### [AIM OF THE TASK]
Return the lines where the word "duration" occurs.

### [RECORDS SHOWN]

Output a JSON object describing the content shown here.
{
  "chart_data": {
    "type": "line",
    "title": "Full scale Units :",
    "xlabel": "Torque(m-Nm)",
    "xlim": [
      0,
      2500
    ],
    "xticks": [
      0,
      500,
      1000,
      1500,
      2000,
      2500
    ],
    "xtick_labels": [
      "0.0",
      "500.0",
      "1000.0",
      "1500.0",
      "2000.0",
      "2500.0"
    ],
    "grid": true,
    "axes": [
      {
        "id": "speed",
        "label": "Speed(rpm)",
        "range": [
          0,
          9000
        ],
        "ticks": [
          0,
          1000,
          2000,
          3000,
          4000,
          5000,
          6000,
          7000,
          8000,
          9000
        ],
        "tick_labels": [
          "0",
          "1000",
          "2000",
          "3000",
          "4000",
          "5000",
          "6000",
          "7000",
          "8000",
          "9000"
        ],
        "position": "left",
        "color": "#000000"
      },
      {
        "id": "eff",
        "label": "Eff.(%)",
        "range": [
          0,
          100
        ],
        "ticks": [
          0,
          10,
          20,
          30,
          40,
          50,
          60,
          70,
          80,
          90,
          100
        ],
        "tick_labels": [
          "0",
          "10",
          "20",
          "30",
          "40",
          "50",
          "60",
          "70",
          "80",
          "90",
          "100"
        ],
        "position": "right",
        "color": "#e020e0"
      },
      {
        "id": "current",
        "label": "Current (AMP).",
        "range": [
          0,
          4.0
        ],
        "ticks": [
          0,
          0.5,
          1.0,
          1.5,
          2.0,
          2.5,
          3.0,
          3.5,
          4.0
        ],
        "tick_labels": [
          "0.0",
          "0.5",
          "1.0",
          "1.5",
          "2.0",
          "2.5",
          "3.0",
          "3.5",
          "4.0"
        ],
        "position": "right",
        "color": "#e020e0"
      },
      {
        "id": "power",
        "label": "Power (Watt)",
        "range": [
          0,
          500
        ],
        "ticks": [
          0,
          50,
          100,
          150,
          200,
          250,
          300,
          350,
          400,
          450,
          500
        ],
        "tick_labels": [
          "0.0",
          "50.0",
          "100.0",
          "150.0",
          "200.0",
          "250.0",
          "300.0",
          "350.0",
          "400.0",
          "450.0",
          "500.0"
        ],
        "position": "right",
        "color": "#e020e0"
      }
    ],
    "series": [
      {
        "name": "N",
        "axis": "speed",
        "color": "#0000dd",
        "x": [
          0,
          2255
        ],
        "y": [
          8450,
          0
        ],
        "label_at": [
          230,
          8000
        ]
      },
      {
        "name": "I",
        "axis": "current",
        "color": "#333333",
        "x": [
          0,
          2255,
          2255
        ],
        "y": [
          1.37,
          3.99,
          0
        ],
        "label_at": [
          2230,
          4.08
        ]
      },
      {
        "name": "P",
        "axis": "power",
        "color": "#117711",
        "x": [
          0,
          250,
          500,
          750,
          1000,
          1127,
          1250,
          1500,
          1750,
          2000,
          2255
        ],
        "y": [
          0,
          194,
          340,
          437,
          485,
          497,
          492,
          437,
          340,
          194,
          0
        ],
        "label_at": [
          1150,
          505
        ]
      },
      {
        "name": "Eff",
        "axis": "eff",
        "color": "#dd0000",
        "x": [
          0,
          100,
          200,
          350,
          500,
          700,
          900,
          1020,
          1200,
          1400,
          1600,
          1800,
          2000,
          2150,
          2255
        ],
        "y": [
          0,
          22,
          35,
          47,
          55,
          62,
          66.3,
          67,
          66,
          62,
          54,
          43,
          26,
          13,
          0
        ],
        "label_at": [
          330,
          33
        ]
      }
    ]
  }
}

==

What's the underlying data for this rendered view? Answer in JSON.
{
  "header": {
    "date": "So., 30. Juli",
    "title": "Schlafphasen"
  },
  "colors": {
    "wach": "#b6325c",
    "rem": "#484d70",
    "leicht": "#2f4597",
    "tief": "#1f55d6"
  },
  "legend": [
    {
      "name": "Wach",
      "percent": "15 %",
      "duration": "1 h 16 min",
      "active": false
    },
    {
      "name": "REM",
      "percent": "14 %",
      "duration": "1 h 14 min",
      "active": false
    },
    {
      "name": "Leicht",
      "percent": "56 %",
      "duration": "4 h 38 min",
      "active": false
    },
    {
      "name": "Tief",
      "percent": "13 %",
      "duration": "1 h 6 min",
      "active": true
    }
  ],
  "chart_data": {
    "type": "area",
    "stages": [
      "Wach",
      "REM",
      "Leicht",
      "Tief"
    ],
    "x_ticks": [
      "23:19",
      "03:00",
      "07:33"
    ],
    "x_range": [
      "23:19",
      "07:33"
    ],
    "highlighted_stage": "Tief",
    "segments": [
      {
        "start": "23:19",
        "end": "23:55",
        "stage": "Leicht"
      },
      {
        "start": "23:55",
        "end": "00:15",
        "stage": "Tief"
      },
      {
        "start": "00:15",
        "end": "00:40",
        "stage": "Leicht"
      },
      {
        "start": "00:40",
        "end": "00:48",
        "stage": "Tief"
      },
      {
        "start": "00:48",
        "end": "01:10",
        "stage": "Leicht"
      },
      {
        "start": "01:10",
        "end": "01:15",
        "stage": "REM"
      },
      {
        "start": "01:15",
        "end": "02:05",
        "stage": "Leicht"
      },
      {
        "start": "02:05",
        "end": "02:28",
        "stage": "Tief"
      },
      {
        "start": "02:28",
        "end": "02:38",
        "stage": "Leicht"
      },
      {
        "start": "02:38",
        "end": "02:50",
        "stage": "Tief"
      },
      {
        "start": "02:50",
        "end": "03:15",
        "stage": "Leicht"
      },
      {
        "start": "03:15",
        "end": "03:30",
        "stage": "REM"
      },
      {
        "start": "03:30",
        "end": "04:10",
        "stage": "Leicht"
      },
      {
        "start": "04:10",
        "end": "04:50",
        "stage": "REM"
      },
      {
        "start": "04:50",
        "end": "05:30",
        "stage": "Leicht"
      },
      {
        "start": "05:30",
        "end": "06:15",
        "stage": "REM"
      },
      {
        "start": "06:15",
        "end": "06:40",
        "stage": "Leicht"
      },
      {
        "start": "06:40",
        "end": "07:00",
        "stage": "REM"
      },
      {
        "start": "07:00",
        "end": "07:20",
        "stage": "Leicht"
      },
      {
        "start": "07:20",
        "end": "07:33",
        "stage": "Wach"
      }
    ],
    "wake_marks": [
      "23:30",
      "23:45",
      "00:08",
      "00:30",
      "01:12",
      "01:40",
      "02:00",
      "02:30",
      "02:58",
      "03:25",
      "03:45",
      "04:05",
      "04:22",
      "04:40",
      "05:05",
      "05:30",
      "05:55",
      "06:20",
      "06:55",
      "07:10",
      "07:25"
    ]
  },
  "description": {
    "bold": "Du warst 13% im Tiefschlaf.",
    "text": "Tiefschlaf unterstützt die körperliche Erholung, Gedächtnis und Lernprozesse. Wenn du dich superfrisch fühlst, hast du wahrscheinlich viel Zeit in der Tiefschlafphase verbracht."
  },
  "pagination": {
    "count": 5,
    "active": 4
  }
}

### [EXERCISE ANSWER]
      "duration": "1 h 16 min",
      "duration": "1 h 14 min",
      "duration": "4 h 38 min",
      "duration": "1 h 6 min",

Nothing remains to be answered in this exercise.